***** Records for the exercise *****

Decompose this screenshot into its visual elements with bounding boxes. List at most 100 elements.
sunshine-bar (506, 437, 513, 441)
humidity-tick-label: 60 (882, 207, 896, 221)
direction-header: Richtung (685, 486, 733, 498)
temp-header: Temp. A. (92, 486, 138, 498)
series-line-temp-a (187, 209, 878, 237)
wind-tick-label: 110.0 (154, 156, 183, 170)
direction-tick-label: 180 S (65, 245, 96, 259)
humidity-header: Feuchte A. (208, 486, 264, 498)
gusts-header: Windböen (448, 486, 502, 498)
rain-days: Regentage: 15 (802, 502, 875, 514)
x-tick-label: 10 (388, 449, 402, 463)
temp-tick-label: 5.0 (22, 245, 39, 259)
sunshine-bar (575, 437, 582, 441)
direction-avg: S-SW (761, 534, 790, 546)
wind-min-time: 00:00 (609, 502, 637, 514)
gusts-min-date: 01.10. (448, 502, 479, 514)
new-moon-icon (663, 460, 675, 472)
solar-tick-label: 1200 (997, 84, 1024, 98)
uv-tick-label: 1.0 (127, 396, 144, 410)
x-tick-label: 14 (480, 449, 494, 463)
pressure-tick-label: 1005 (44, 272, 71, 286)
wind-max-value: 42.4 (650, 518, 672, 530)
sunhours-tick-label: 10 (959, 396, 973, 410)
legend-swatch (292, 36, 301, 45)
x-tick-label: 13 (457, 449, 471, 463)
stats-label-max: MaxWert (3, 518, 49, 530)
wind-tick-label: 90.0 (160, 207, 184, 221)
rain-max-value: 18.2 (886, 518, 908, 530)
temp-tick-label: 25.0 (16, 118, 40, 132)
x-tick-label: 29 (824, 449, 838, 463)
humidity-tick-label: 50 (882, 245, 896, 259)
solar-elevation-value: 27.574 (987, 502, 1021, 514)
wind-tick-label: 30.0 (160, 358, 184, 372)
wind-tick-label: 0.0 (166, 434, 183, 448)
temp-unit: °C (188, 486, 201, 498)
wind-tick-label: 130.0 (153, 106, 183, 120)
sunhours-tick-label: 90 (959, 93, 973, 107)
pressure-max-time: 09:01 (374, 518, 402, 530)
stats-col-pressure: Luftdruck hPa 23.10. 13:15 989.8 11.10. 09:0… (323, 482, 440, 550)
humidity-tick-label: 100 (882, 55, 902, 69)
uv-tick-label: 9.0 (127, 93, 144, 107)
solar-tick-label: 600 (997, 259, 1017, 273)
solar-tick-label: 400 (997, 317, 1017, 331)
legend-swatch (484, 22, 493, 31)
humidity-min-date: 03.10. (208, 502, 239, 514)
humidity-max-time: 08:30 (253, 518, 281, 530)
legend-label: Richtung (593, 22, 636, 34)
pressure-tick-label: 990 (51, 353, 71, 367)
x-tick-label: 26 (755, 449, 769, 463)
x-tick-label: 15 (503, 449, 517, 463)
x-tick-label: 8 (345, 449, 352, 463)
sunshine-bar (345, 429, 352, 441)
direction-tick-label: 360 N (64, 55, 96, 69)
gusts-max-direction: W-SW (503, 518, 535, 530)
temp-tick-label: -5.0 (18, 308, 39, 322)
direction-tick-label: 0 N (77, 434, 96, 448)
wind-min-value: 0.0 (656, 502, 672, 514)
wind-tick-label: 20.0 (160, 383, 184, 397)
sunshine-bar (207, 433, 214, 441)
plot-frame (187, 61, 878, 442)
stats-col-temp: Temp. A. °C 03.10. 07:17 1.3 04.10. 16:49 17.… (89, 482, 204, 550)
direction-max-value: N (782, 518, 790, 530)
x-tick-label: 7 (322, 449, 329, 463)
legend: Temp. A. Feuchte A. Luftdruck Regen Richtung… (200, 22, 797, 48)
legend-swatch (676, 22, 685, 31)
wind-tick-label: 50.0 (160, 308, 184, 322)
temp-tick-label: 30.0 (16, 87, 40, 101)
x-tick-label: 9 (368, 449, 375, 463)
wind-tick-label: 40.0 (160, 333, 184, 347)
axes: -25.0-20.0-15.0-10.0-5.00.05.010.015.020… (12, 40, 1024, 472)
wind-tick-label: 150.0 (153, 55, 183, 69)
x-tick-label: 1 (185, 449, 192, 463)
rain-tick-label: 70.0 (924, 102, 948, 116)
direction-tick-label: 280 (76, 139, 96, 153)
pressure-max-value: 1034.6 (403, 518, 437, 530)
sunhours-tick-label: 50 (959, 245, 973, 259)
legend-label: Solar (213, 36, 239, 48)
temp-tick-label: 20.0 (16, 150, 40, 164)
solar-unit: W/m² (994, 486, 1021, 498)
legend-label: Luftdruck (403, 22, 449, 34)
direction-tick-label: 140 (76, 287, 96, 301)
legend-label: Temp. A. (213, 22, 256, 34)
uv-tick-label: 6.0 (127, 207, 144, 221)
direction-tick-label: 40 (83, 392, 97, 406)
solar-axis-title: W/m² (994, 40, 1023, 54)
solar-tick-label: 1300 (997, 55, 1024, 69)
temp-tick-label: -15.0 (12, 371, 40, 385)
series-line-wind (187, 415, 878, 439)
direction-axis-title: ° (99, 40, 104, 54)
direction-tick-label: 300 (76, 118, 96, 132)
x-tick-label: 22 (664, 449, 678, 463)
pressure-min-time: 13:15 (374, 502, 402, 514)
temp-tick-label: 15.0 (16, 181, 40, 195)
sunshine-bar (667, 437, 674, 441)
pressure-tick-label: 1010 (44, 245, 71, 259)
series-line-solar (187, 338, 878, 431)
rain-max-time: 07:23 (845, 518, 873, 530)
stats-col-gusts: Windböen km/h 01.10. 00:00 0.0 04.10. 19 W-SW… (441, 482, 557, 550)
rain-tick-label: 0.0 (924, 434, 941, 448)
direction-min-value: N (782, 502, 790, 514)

*****

_Aim_
Pick out each line in the material above that contains the string "series".

_Complete response_
series-line-temp-a (187, 209, 878, 237)
series-line-wind (187, 415, 878, 439)
series-line-solar (187, 338, 878, 431)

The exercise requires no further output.